◆ REQUIREMENT ◆
Set down each entry from the block beneath, exactly as written.

◆ ENTRIES SHOWN ◆
════

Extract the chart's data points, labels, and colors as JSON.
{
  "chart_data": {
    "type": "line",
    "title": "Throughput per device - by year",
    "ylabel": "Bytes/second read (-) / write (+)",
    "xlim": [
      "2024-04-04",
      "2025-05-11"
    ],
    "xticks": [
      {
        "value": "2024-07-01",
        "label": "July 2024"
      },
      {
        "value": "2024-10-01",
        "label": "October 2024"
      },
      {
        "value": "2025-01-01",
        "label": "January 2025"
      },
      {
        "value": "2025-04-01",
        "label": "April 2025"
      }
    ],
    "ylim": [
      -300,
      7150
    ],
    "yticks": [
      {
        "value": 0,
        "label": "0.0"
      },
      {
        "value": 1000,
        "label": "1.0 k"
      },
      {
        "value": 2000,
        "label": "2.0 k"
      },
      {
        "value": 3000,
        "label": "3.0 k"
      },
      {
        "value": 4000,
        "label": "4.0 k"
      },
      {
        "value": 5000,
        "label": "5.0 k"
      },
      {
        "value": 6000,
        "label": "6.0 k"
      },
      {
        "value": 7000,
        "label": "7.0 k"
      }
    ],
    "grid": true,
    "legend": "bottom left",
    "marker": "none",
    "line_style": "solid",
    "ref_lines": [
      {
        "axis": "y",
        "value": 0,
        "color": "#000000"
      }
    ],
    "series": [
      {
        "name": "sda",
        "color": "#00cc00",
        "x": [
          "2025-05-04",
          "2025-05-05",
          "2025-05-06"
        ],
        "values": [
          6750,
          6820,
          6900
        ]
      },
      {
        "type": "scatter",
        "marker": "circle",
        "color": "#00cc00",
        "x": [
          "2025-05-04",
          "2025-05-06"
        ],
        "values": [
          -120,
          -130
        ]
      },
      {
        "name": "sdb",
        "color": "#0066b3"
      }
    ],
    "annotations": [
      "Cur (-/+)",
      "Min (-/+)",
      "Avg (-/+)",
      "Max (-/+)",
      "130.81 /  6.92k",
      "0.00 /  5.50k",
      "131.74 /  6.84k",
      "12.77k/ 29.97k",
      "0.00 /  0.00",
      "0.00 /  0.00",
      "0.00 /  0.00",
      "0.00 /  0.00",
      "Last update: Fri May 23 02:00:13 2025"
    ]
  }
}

════

◆ RESPONSE TO THIS EXERCISE ◆
Extract the chart's data points, labels, and colors as JSON.
{
  "chart_data": {
    "type": "line",
    "title": "Throughput per device - by year",
    "ylabel": "Bytes/second read (-) / write (+)",
    "xlim": [
      "2024-04-04",
      "2025-05-11"
    ],
    "xticks": [
      {
        "value": "2024-07-01",
        "label": "July 2024"
      },
      {
        "value": "2024-10-01",
        "label": "October 2024"
      },
      {
        "value": "2025-01-01",
        "label": "January 2025"
      },
      {
        "value": "2025-04-01",
        "label": "April 2025"
      }
    ],
    "ylim": [
      -300,
      7150
    ],
    "yticks": [
      {
        "value": 0,
        "label": "0.0"
      },
      {
        "value": 1000,
        "label": "1.0 k"
      },
      {
        "value": 2000,
        "label": "2.0 k"
      },
      {
        "value": 3000,
        "label": "3.0 k"
      },
      {
        "value": 4000,
        "label": "4.0 k"
      },
      {
        "value": 5000,
        "label": "5.0 k"
      },
      {
        "value": 6000,
        "label": "6.0 k"
      },
      {
        "value": 7000,
        "label": "7.0 k"
      }
    ],
    "grid": true,
    "legend": "bottom left",
    "marker": "none",
    "line_style": "solid",
    "ref_lines": [
      {
        "axis": "y",
        "value": 0,
        "color": "#000000"
      }
    ],
    "series": [
      {
        "name": "sda",
        "color": "#00cc00",
        "x": [
          "2025-05-04",
          "2025-05-05",
          "2025-05-06"
        ],
        "values": [
          6750,
          6820,
          6900
        ]
      },
      {
        "type": "scatter",
        "marker": "circle",
        "color": "#00cc00",
        "x": [
          "2025-05-04",
          "2025-05-06"
        ],
        "values": [
          -120,
          -130
        ]
      },
      {
        "name": "sdb",
        "color": "#0066b3"
      }
    ],
    "annotations": [
      "Cur (-/+)",
      "Min (-/+)",
      "Avg (-/+)",
      "Max (-/+)",
      "130.81 /  6.92k",
      "0.00 /  5.50k",
      "131.74 /  6.84k",
      "12.77k/ 29.97k",
      "0.00 /  0.00",
      "0.00 /  0.00",
      "0.00 /  0.00",
      "0.00 /  0.00",
      "Last update: Fri May 23 02:00:13 2025"
    ]
  }
}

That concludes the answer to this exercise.